#### Dataset excerpts
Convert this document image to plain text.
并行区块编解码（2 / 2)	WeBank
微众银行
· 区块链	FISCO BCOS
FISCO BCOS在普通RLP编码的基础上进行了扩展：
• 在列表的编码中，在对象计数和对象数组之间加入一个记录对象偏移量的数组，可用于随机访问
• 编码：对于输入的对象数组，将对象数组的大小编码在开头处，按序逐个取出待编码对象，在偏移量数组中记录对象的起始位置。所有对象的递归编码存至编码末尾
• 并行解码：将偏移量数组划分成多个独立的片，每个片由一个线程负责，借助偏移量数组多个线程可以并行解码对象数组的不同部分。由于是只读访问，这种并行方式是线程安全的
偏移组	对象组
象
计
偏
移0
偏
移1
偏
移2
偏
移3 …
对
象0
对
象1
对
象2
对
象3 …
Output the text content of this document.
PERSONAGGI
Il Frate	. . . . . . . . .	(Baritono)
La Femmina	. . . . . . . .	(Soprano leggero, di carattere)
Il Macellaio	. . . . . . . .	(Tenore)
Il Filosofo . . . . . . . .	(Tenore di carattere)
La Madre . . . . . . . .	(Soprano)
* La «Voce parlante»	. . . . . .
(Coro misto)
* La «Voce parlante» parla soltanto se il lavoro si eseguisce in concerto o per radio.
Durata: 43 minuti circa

#### What needs to be done
Repeat back the data above, exact to the last character.

#### Result
Convert this document image to plain text.
并行区块编解码（2 / 2)	WeBank
微众银行
· 区块链	FISCO BCOS
FISCO BCOS在普通RLP编码的基础上进行了扩展：
• 在列表的编码中，在对象计数和对象数组之间加入一个记录对象偏移量的数组，可用于随机访问
• 编码：对于输入的对象数组，将对象数组的大小编码在开头处，按序逐个取出待编码对象，在偏移量数组中记录对象的起始位置。所有对象的递归编码存至编码末尾
• 并行解码：将偏移量数组划分成多个独立的片，每个片由一个线程负责，借助偏移量数组多个线程可以并行解码对象数组的不同部分。由于是只读访问，这种并行方式是线程安全的
偏移组	对象组
象
计
偏
移0
偏
移1
偏
移2
偏
移3 …
对
象0
对
象1
对
象2
对
象3 …
Output the text content of this document.
PERSONAGGI
Il Frate	. . . . . . . . .	(Baritono)
La Femmina	. . . . . . . .	(Soprano leggero, di carattere)
Il Macellaio	. . . . . . . .	(Tenore)
Il Filosofo . . . . . . . .	(Tenore di carattere)
La Madre . . . . . . . .	(Soprano)
* La «Voce parlante»	. . . . . .
(Coro misto)
* La «Voce parlante» parla soltanto se il lavoro si eseguisce in concerto o per radio.
Durata: 43 minuti circa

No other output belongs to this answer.